◆ The task: Reply with one number: the count of lines in the data that hold the string "JSON".
***** Data extract *****
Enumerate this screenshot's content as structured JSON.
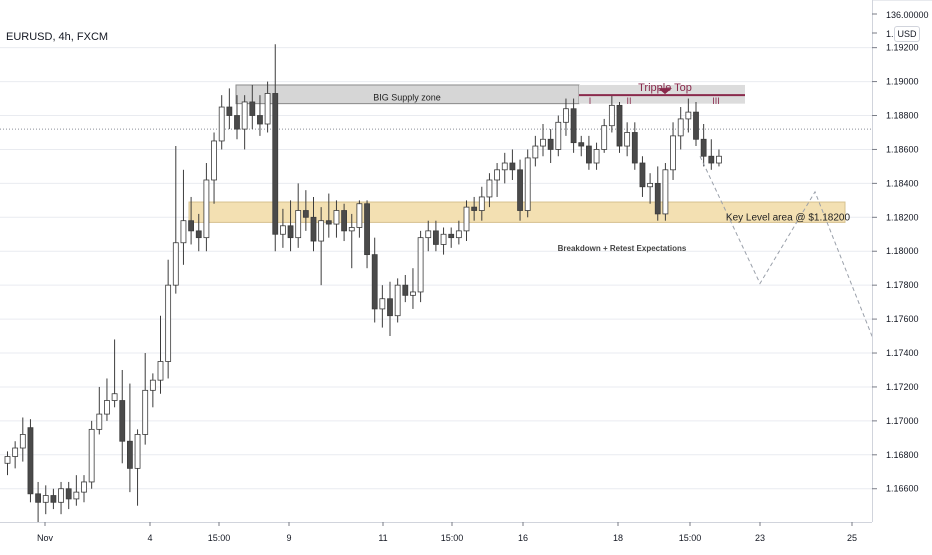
{
  "header": {
    "symbol": "EURUSD, 4h, FXCM",
    "currency": "USD"
  },
  "chart_data": {
    "type": "candlestick",
    "ylim": [
      1.1651,
      1.1931
    ],
    "price_labels": [
      "136.00000",
      "1.",
      "1.19200",
      "1.19000",
      "1.18800",
      "1.18600",
      "1.18400",
      "1.18200",
      "1.18000",
      "1.17800",
      "1.17600",
      "1.17400",
      "1.17200",
      "1.17000",
      "1.16800",
      "1.16600"
    ],
    "time_labels": [
      "Nov",
      "4",
      "15:00",
      "9",
      "11",
      "15:00",
      "16",
      "18",
      "15:00",
      "23",
      "25"
    ],
    "candles": [
      [
        1.1675,
        1.1682,
        1.1668,
        1.1679
      ],
      [
        1.1679,
        1.1688,
        1.1672,
        1.1684
      ],
      [
        1.1684,
        1.1702,
        1.1676,
        1.1692
      ],
      [
        1.1696,
        1.1701,
        1.1652,
        1.1657
      ],
      [
        1.1657,
        1.1664,
        1.164,
        1.1652
      ],
      [
        1.1652,
        1.1662,
        1.1645,
        1.1656
      ],
      [
        1.1656,
        1.166,
        1.1648,
        1.1652
      ],
      [
        1.1652,
        1.1664,
        1.1645,
        1.166
      ],
      [
        1.166,
        1.1664,
        1.1648,
        1.1654
      ],
      [
        1.1654,
        1.1668,
        1.165,
        1.1658
      ],
      [
        1.1658,
        1.1668,
        1.1652,
        1.1664
      ],
      [
        1.1664,
        1.17,
        1.166,
        1.1695
      ],
      [
        1.1695,
        1.172,
        1.1692,
        1.1704
      ],
      [
        1.1704,
        1.1725,
        1.17,
        1.1712
      ],
      [
        1.1712,
        1.1748,
        1.1708,
        1.1716
      ],
      [
        1.1712,
        1.173,
        1.1675,
        1.1688
      ],
      [
        1.1688,
        1.1722,
        1.1658,
        1.1672
      ],
      [
        1.1672,
        1.1695,
        1.165,
        1.1692
      ],
      [
        1.1692,
        1.174,
        1.1686,
        1.1718
      ],
      [
        1.1718,
        1.1728,
        1.1708,
        1.1724
      ],
      [
        1.1724,
        1.1762,
        1.1716,
        1.1735
      ],
      [
        1.1735,
        1.1795,
        1.1725,
        1.178
      ],
      [
        1.178,
        1.1862,
        1.1775,
        1.1805
      ],
      [
        1.1805,
        1.1848,
        1.1792,
        1.1818
      ],
      [
        1.1818,
        1.1832,
        1.1804,
        1.1812
      ],
      [
        1.1812,
        1.1822,
        1.18,
        1.1808
      ],
      [
        1.1808,
        1.1852,
        1.18,
        1.1842
      ],
      [
        1.1842,
        1.187,
        1.1828,
        1.1865
      ],
      [
        1.1865,
        1.1892,
        1.186,
        1.1885
      ],
      [
        1.1885,
        1.1896,
        1.1872,
        1.188
      ],
      [
        1.188,
        1.1892,
        1.1866,
        1.1872
      ],
      [
        1.1872,
        1.1892,
        1.186,
        1.1888
      ],
      [
        1.1888,
        1.1898,
        1.1872,
        1.188
      ],
      [
        1.188,
        1.1892,
        1.1868,
        1.1875
      ],
      [
        1.1875,
        1.19,
        1.187,
        1.1893
      ],
      [
        1.1893,
        1.1922,
        1.18,
        1.181
      ],
      [
        1.181,
        1.1825,
        1.1802,
        1.1815
      ],
      [
        1.1815,
        1.183,
        1.18,
        1.1808
      ],
      [
        1.1808,
        1.184,
        1.1802,
        1.1824
      ],
      [
        1.1824,
        1.1836,
        1.1812,
        1.182
      ],
      [
        1.182,
        1.1832,
        1.18,
        1.1806
      ],
      [
        1.1806,
        1.1826,
        1.178,
        1.1818
      ],
      [
        1.1818,
        1.1834,
        1.1808,
        1.1816
      ],
      [
        1.1816,
        1.183,
        1.1808,
        1.1824
      ],
      [
        1.1824,
        1.1828,
        1.1806,
        1.1812
      ],
      [
        1.1812,
        1.1822,
        1.179,
        1.1814
      ],
      [
        1.1814,
        1.183,
        1.1808,
        1.1828
      ],
      [
        1.1828,
        1.183,
        1.179,
        1.1798
      ],
      [
        1.1798,
        1.1808,
        1.1758,
        1.1766
      ],
      [
        1.1766,
        1.178,
        1.1755,
        1.1772
      ],
      [
        1.1772,
        1.1782,
        1.175,
        1.1762
      ],
      [
        1.1762,
        1.1784,
        1.1758,
        1.178
      ],
      [
        1.178,
        1.1786,
        1.177,
        1.1774
      ],
      [
        1.1774,
        1.179,
        1.1766,
        1.1776
      ],
      [
        1.1776,
        1.1812,
        1.177,
        1.1808
      ],
      [
        1.1808,
        1.1818,
        1.18,
        1.1812
      ],
      [
        1.1812,
        1.1818,
        1.18,
        1.1804
      ],
      [
        1.1804,
        1.1814,
        1.1798,
        1.181
      ],
      [
        1.181,
        1.1814,
        1.1802,
        1.1808
      ],
      [
        1.1808,
        1.1818,
        1.1804,
        1.1812
      ],
      [
        1.1812,
        1.183,
        1.1806,
        1.1826
      ],
      [
        1.1826,
        1.1832,
        1.1818,
        1.1824
      ],
      [
        1.1824,
        1.1838,
        1.1818,
        1.1832
      ],
      [
        1.1832,
        1.1846,
        1.1826,
        1.1842
      ],
      [
        1.1842,
        1.1852,
        1.1832,
        1.1848
      ],
      [
        1.1848,
        1.1858,
        1.184,
        1.1852
      ],
      [
        1.1852,
        1.186,
        1.1842,
        1.1848
      ],
      [
        1.1848,
        1.1854,
        1.1818,
        1.1824
      ],
      [
        1.1824,
        1.186,
        1.182,
        1.1855
      ],
      [
        1.1855,
        1.1868,
        1.185,
        1.1862
      ],
      [
        1.1862,
        1.1875,
        1.1856,
        1.1866
      ],
      [
        1.1866,
        1.1872,
        1.1852,
        1.186
      ],
      [
        1.186,
        1.188,
        1.1856,
        1.1876
      ],
      [
        1.1876,
        1.189,
        1.1868,
        1.1884
      ],
      [
        1.1884,
        1.189,
        1.1858,
        1.1864
      ],
      [
        1.1864,
        1.1868,
        1.1856,
        1.1862
      ],
      [
        1.1862,
        1.1868,
        1.1848,
        1.1852
      ],
      [
        1.1852,
        1.1864,
        1.1848,
        1.186
      ],
      [
        1.186,
        1.1878,
        1.1858,
        1.1874
      ],
      [
        1.1874,
        1.1892,
        1.187,
        1.1886
      ],
      [
        1.1886,
        1.1888,
        1.1858,
        1.1862
      ],
      [
        1.1862,
        1.1876,
        1.1856,
        1.187
      ],
      [
        1.187,
        1.1876,
        1.1848,
        1.1852
      ],
      [
        1.1852,
        1.1856,
        1.1832,
        1.1838
      ],
      [
        1.1838,
        1.1846,
        1.1828,
        1.184
      ],
      [
        1.184,
        1.185,
        1.1818,
        1.1822
      ],
      [
        1.1822,
        1.1852,
        1.1818,
        1.1848
      ],
      [
        1.1848,
        1.1876,
        1.1842,
        1.1868
      ],
      [
        1.1868,
        1.1885,
        1.186,
        1.1878
      ],
      [
        1.1878,
        1.189,
        1.187,
        1.1882
      ],
      [
        1.1882,
        1.1888,
        1.1862,
        1.1866
      ],
      [
        1.1866,
        1.1875,
        1.185,
        1.1856
      ],
      [
        1.1856,
        1.1866,
        1.1848,
        1.1852
      ],
      [
        1.1852,
        1.186,
        1.185,
        1.1856
      ]
    ],
    "annotations": {
      "supply_zone": {
        "label": "BIG Supply zone",
        "from": 1.1887,
        "to": 1.1898
      },
      "key_level": {
        "label": "Key Level area @ $1.18200",
        "from": 1.1817,
        "to": 1.1829
      },
      "retest_note": "Breakdown + Retest Expectations",
      "pattern_title": "Tripple Top",
      "pattern_marks": [
        "I",
        "II",
        "III"
      ],
      "resistance_line": 1.1892,
      "current_price_line": 1.1872,
      "projection_path": [
        1.1856,
        1.1781,
        1.1835,
        1.1738
      ]
    },
    "colors": {
      "bull_body": "#ffffff",
      "bear_body": "#4a4a4a",
      "candle_border": "#3c3c3c",
      "supply_fill": "#d6d6d6",
      "key_fill": "#f3e0b2",
      "pattern_accent": "#8a2a4c",
      "grid": "#e9ebf0",
      "axis_text": "#131722"
    }
  }
}
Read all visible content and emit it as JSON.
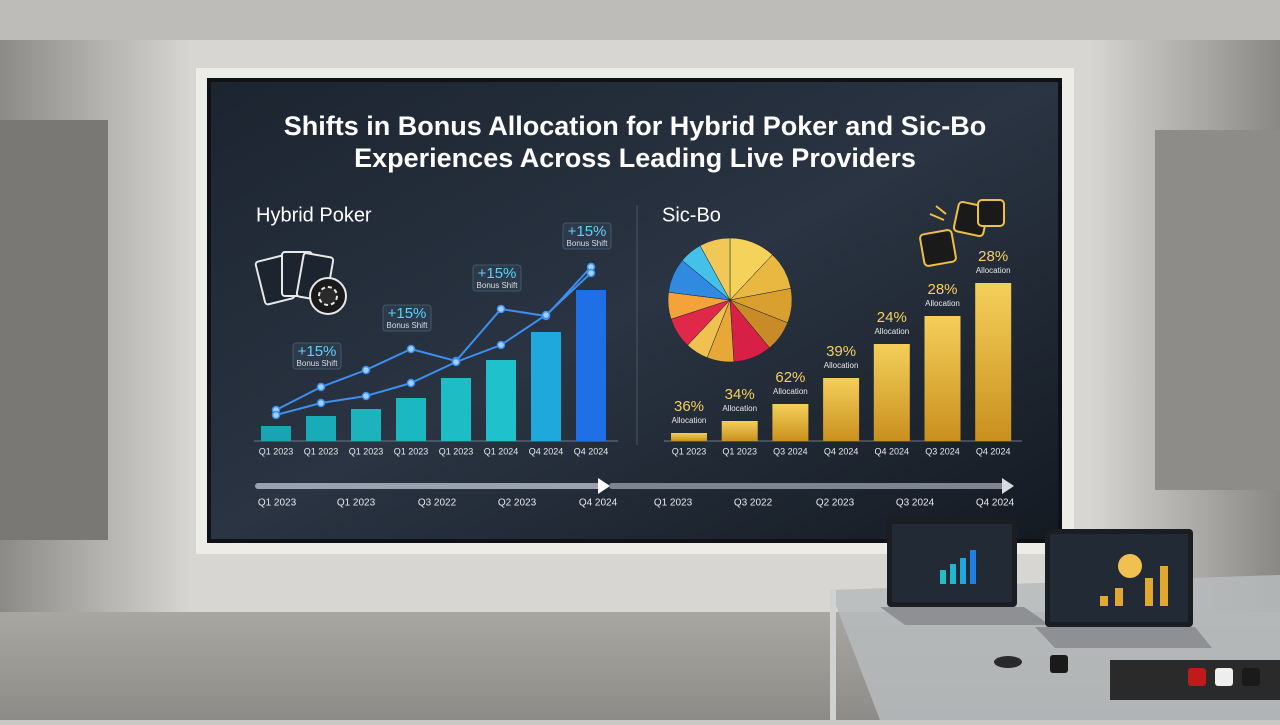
{
  "title_lines": [
    "Shifts in Bonus Allocation for Hybrid Poker and Sic-Bo",
    "Experiences Across Leading Live Providers"
  ],
  "chart_data": [
    {
      "type": "bar",
      "title": "Hybrid Poker",
      "categories": [
        "Q1 2023",
        "Q1 2023",
        "Q1 2023",
        "Q1 2023",
        "Q1 2023",
        "Q1 2024",
        "Q4 2024",
        "Q4 2024"
      ],
      "values": [
        15,
        25,
        32,
        43,
        63,
        81,
        109,
        151
      ],
      "colors": [
        "#1aa3b3",
        "#1aabb8",
        "#1cb3bd",
        "#1cb8c2",
        "#1dbdc6",
        "#1fc1cc",
        "#1fa8dc",
        "#1f6fe6"
      ],
      "ylim": [
        0,
        180
      ],
      "series": [
        {
          "color": "#3d8ff0",
          "values": [
            31,
            54,
            71,
            92,
            80,
            132,
            125,
            174
          ]
        },
        {
          "color": "#3d8ff0",
          "values": [
            26,
            38,
            45,
            58,
            79,
            96,
            126,
            168
          ]
        }
      ],
      "annotations": [
        {
          "text": "+15%",
          "note": "Bonus Shift"
        },
        {
          "text": "+15%",
          "note": "Bonus Shift"
        },
        {
          "text": "+15%",
          "note": "Bonus Shift"
        },
        {
          "text": "+15%",
          "note": "Bonus Shift"
        }
      ]
    },
    {
      "type": "pie",
      "title": "Sic-Bo",
      "values": [
        12,
        10,
        9,
        8,
        10,
        7,
        6,
        8,
        7,
        9,
        6,
        8
      ],
      "colors": [
        "#f5d35a",
        "#e8b840",
        "#d9a030",
        "#c98a28",
        "#d81f45",
        "#e8a838",
        "#f0c050",
        "#e02848",
        "#f4a23a",
        "#2f8ae0",
        "#45c0e8",
        "#f0c858"
      ]
    },
    {
      "type": "bar",
      "categories": [
        "Q1 2023",
        "Q1 2023",
        "Q3 2024",
        "Q4 2024",
        "Q4 2024",
        "Q3 2024",
        "Q4 2024"
      ],
      "values": [
        8,
        20,
        37,
        63,
        97,
        125,
        158
      ],
      "color": "#e0a830",
      "ylim": [
        0,
        180
      ],
      "annotations": [
        {
          "text": "36%",
          "note": "Allocation"
        },
        {
          "text": "34%",
          "note": "Allocation"
        },
        {
          "text": "62%",
          "note": "Allocation"
        },
        {
          "text": "39%",
          "note": "Allocation"
        },
        {
          "text": "24%",
          "note": "Allocation"
        },
        {
          "text": "28%",
          "note": "Allocation"
        },
        {
          "text": "28%",
          "note": "Allocation"
        }
      ]
    }
  ],
  "timeline": [
    "Q1 2023",
    "Q1 2023",
    "Q3 2022",
    "Q2 2023",
    "Q4 2024",
    "Q1 2023",
    "Q3 2022",
    "Q2 2023",
    "Q3 2024",
    "Q4 2024"
  ]
}
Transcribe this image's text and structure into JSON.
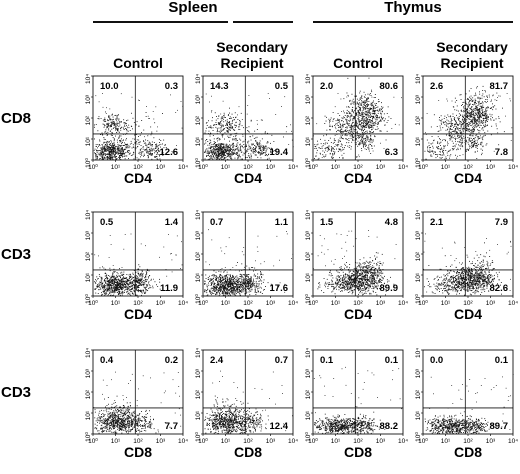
{
  "figure": {
    "groups": [
      {
        "label": "Spleen",
        "panel_cols": [
          0,
          1
        ]
      },
      {
        "label": "Thymus",
        "panel_cols": [
          2,
          3
        ]
      }
    ],
    "conditions": [
      {
        "line1": "Control",
        "line2": ""
      },
      {
        "line1": "Secondary",
        "line2": "Recipient"
      },
      {
        "line1": "Control",
        "line2": ""
      },
      {
        "line1": "Secondary",
        "line2": "Recipient"
      }
    ],
    "tick_labels": [
      "10⁰",
      "10¹",
      "10²",
      "10³",
      "10⁴"
    ],
    "rows": [
      {
        "y_label": "CD8",
        "x_label": "CD4",
        "panels": [
          {
            "upper_left": "10.0",
            "upper_right": "0.3",
            "lower_right": "12.6"
          },
          {
            "upper_left": "14.3",
            "upper_right": "0.5",
            "lower_right": "19.4"
          },
          {
            "upper_left": "2.0",
            "upper_right": "80.6",
            "lower_right": "6.3"
          },
          {
            "upper_left": "2.6",
            "upper_right": "81.7",
            "lower_right": "7.8"
          }
        ]
      },
      {
        "y_label": "CD3",
        "x_label": "CD4",
        "panels": [
          {
            "upper_left": "0.5",
            "upper_right": "1.4",
            "lower_right": "11.9"
          },
          {
            "upper_left": "0.7",
            "upper_right": "1.1",
            "lower_right": "17.6"
          },
          {
            "upper_left": "1.5",
            "upper_right": "4.8",
            "lower_right": "89.9"
          },
          {
            "upper_left": "2.1",
            "upper_right": "7.9",
            "lower_right": "82.6"
          }
        ]
      },
      {
        "y_label": "CD3",
        "x_label": "CD8",
        "panels": [
          {
            "upper_left": "0.4",
            "upper_right": "0.2",
            "lower_right": "7.7"
          },
          {
            "upper_left": "2.4",
            "upper_right": "0.7",
            "lower_right": "12.4"
          },
          {
            "upper_left": "0.1",
            "upper_right": "0.1",
            "lower_right": "88.2"
          },
          {
            "upper_left": "0.0",
            "upper_right": "0.1",
            "lower_right": "89.7"
          }
        ]
      }
    ]
  },
  "chart_data": {
    "type": "scatter",
    "description_kind": "flow cytometry dot plots with quadrant percentages",
    "axis_scale": "log",
    "axis_range": [
      1,
      10000
    ],
    "panels": [
      {
        "tissue": "Spleen",
        "condition": "Control",
        "x": "CD4",
        "y": "CD8",
        "UL": 10.0,
        "UR": 0.3,
        "LR": 12.6
      },
      {
        "tissue": "Spleen",
        "condition": "Secondary Recipient",
        "x": "CD4",
        "y": "CD8",
        "UL": 14.3,
        "UR": 0.5,
        "LR": 19.4
      },
      {
        "tissue": "Thymus",
        "condition": "Control",
        "x": "CD4",
        "y": "CD8",
        "UL": 2.0,
        "UR": 80.6,
        "LR": 6.3
      },
      {
        "tissue": "Thymus",
        "condition": "Secondary Recipient",
        "x": "CD4",
        "y": "CD8",
        "UL": 2.6,
        "UR": 81.7,
        "LR": 7.8
      },
      {
        "tissue": "Spleen",
        "condition": "Control",
        "x": "CD4",
        "y": "CD3",
        "UL": 0.5,
        "UR": 1.4,
        "LR": 11.9
      },
      {
        "tissue": "Spleen",
        "condition": "Secondary Recipient",
        "x": "CD4",
        "y": "CD3",
        "UL": 0.7,
        "UR": 1.1,
        "LR": 17.6
      },
      {
        "tissue": "Thymus",
        "condition": "Control",
        "x": "CD4",
        "y": "CD3",
        "UL": 1.5,
        "UR": 4.8,
        "LR": 89.9
      },
      {
        "tissue": "Thymus",
        "condition": "Secondary Recipient",
        "x": "CD4",
        "y": "CD3",
        "UL": 2.1,
        "UR": 7.9,
        "LR": 82.6
      },
      {
        "tissue": "Spleen",
        "condition": "Control",
        "x": "CD8",
        "y": "CD3",
        "UL": 0.4,
        "UR": 0.2,
        "LR": 7.7
      },
      {
        "tissue": "Spleen",
        "condition": "Secondary Recipient",
        "x": "CD8",
        "y": "CD3",
        "UL": 2.4,
        "UR": 0.7,
        "LR": 12.4
      },
      {
        "tissue": "Thymus",
        "condition": "Control",
        "x": "CD8",
        "y": "CD3",
        "UL": 0.1,
        "UR": 0.1,
        "LR": 88.2
      },
      {
        "tissue": "Thymus",
        "condition": "Secondary Recipient",
        "x": "CD8",
        "y": "CD3",
        "UL": 0.0,
        "UR": 0.1,
        "LR": 89.7
      }
    ]
  }
}
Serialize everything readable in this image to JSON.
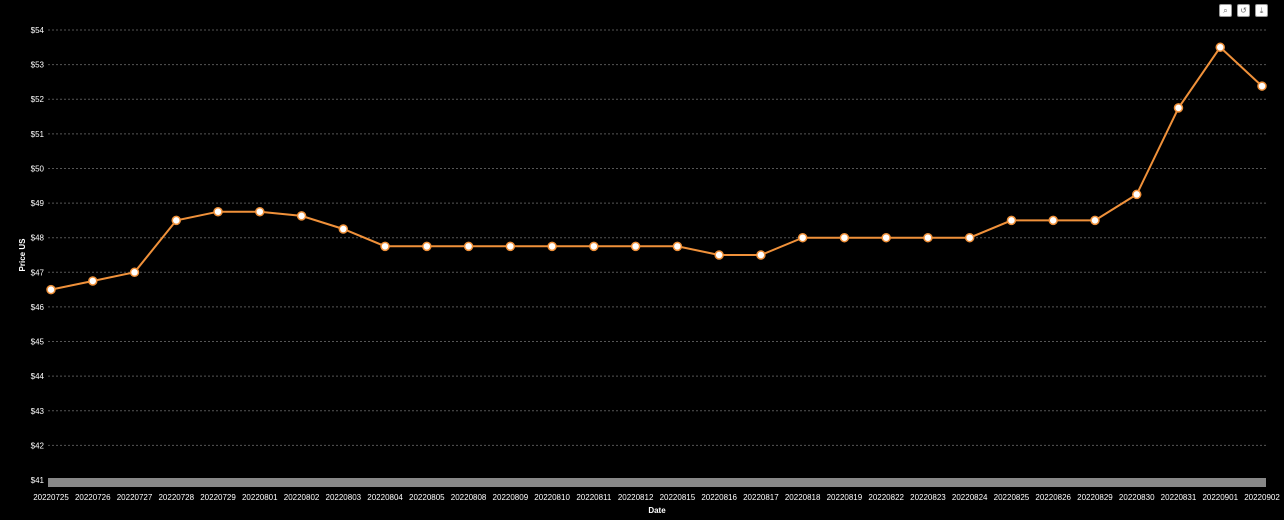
{
  "chart_data": {
    "type": "line",
    "xlabel": "Date",
    "ylabel": "Price US",
    "ylim": [
      41,
      54
    ],
    "y_tick_labels": [
      "$41",
      "$42",
      "$43",
      "$44",
      "$45",
      "$46",
      "$47",
      "$48",
      "$49",
      "$50",
      "$51",
      "$52",
      "$53",
      "$54"
    ],
    "grid": "horizontal dotted",
    "categories": [
      "20220725",
      "20220726",
      "20220727",
      "20220728",
      "20220729",
      "20220801",
      "20220802",
      "20220803",
      "20220804",
      "20220805",
      "20220808",
      "20220809",
      "20220810",
      "20220811",
      "20220812",
      "20220815",
      "20220816",
      "20220817",
      "20220818",
      "20220819",
      "20220822",
      "20220823",
      "20220824",
      "20220825",
      "20220826",
      "20220829",
      "20220830",
      "20220831",
      "20220901",
      "20220902"
    ],
    "values": [
      46.5,
      46.75,
      47.0,
      48.5,
      48.75,
      48.75,
      48.63,
      48.25,
      47.75,
      47.75,
      47.75,
      47.75,
      47.75,
      47.75,
      47.75,
      47.75,
      47.5,
      47.5,
      48.0,
      48.0,
      48.0,
      48.0,
      48.0,
      48.5,
      48.5,
      48.5,
      49.25,
      51.75,
      53.5,
      52.38
    ],
    "line_color": "#f0913a",
    "marker_fill": "#ffffff",
    "background": "#000000"
  },
  "toolbar": {
    "icons": [
      "zoom-icon",
      "reset-icon",
      "download-icon"
    ]
  }
}
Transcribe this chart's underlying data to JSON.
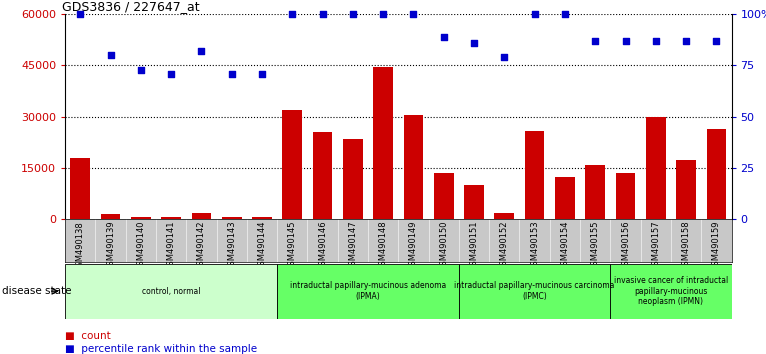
{
  "title": "GDS3836 / 227647_at",
  "samples": [
    "GSM490138",
    "GSM490139",
    "GSM490140",
    "GSM490141",
    "GSM490142",
    "GSM490143",
    "GSM490144",
    "GSM490145",
    "GSM490146",
    "GSM490147",
    "GSM490148",
    "GSM490149",
    "GSM490150",
    "GSM490151",
    "GSM490152",
    "GSM490153",
    "GSM490154",
    "GSM490155",
    "GSM490156",
    "GSM490157",
    "GSM490158",
    "GSM490159"
  ],
  "counts": [
    18000,
    1500,
    700,
    600,
    2000,
    800,
    800,
    32000,
    25500,
    23500,
    44500,
    30500,
    13500,
    10000,
    1800,
    26000,
    12500,
    16000,
    13500,
    30000,
    17500,
    26500
  ],
  "percentiles": [
    100,
    80,
    73,
    71,
    82,
    71,
    71,
    100,
    100,
    100,
    100,
    100,
    89,
    86,
    79,
    100,
    100,
    87,
    87,
    87,
    87,
    87
  ],
  "bar_color": "#cc0000",
  "dot_color": "#0000cc",
  "ylim_left": [
    0,
    60000
  ],
  "ylim_right": [
    0,
    100
  ],
  "yticks_left": [
    0,
    15000,
    30000,
    45000,
    60000
  ],
  "yticks_right": [
    0,
    25,
    50,
    75,
    100
  ],
  "ytick_labels_right": [
    "0",
    "25",
    "50",
    "75",
    "100%"
  ],
  "groups": [
    {
      "label": "control, normal",
      "start": 0,
      "end": 7,
      "color": "#ccffcc"
    },
    {
      "label": "intraductal papillary-mucinous adenoma\n(IPMA)",
      "start": 7,
      "end": 13,
      "color": "#66ff66"
    },
    {
      "label": "intraductal papillary-mucinous carcinoma\n(IPMC)",
      "start": 13,
      "end": 18,
      "color": "#66ff66"
    },
    {
      "label": "invasive cancer of intraductal\npapillary-mucinous\nneoplasm (IPMN)",
      "start": 18,
      "end": 22,
      "color": "#66ff66"
    }
  ],
  "disease_state_label": "disease state",
  "legend_count_label": "count",
  "legend_pct_label": "percentile rank within the sample",
  "bg_color": "#ffffff",
  "tick_area_color": "#c8c8c8"
}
*****
◆ Solution for this task: 5